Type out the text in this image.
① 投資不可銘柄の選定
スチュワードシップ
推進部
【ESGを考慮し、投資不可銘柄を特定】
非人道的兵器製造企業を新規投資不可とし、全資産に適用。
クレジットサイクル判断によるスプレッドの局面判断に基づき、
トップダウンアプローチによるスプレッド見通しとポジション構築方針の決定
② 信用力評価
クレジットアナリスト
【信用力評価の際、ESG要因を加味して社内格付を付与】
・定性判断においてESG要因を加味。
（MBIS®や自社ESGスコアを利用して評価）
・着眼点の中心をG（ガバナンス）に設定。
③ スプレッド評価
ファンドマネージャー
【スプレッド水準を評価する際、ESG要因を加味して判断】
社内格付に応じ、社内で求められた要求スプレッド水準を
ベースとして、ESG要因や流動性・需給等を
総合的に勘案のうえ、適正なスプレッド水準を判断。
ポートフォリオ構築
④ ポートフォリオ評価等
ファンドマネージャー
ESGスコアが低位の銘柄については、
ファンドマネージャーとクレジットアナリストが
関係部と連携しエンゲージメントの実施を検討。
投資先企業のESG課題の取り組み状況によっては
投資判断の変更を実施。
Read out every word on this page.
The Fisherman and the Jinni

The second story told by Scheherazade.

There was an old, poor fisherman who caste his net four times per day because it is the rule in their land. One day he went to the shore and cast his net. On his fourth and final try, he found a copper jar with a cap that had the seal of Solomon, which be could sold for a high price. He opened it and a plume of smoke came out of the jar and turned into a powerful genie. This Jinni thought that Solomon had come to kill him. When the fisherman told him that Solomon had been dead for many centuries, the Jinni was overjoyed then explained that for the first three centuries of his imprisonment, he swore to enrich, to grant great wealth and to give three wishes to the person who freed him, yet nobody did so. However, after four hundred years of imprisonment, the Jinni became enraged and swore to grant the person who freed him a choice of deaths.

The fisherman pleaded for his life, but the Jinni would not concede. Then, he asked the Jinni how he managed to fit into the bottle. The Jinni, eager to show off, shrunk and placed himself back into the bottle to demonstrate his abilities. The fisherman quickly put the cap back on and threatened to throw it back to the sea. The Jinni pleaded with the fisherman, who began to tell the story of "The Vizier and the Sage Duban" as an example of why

- The task:
Using the listing above, reproduce each line without omission.

- Output for this exercise:
Type out the text in this image.
① 投資不可銘柄の選定
スチュワードシップ
推進部
【ESGを考慮し、投資不可銘柄を特定】
非人道的兵器製造企業を新規投資不可とし、全資産に適用。
クレジットサイクル判断によるスプレッドの局面判断に基づき、
トップダウンアプローチによるスプレッド見通しとポジション構築方針の決定
② 信用力評価
クレジットアナリスト
【信用力評価の際、ESG要因を加味して社内格付を付与】
・定性判断においてESG要因を加味。
（MBIS®や自社ESGスコアを利用して評価）
・着眼点の中心をG（ガバナンス）に設定。
③ スプレッド評価
ファンドマネージャー
【スプレッド水準を評価する際、ESG要因を加味して判断】
社内格付に応じ、社内で求められた要求スプレッド水準を
ベースとして、ESG要因や流動性・需給等を
総合的に勘案のうえ、適正なスプレッド水準を判断。
ポートフォリオ構築
④ ポートフォリオ評価等
ファンドマネージャー
ESGスコアが低位の銘柄については、
ファンドマネージャーとクレジットアナリストが
関係部と連携しエンゲージメントの実施を検討。
投資先企業のESG課題の取り組み状況によっては
投資判断の変更を実施。
Read out every word on this page.
The Fisherman and the Jinni

The second story told by Scheherazade.

There was an old, poor fisherman who caste his net four times per day because it is the rule in their land. One day he went to the shore and cast his net. On his fourth and final try, he found a copper jar with a cap that had the seal of Solomon, which be could sold for a high price. He opened it and a plume of smoke came out of the jar and turned into a powerful genie. This Jinni thought that Solomon had come to kill him. When the fisherman told him that Solomon had been dead for many centuries, the Jinni was overjoyed then explained that for the first three centuries of his imprisonment, he swore to enrich, to grant great wealth and to give three wishes to the person who freed him, yet nobody did so. However, after four hundred years of imprisonment, the Jinni became enraged and swore to grant the person who freed him a choice of deaths.

The fisherman pleaded for his life, but the Jinni would not concede. Then, he asked the Jinni how he managed to fit into the bottle. The Jinni, eager to show off, shrunk and placed himself back into the bottle to demonstrate his abilities. The fisherman quickly put the cap back on and threatened to throw it back to the sea. The Jinni pleaded with the fisherman, who began to tell the story of "The Vizier and the Sage Duban" as an example of why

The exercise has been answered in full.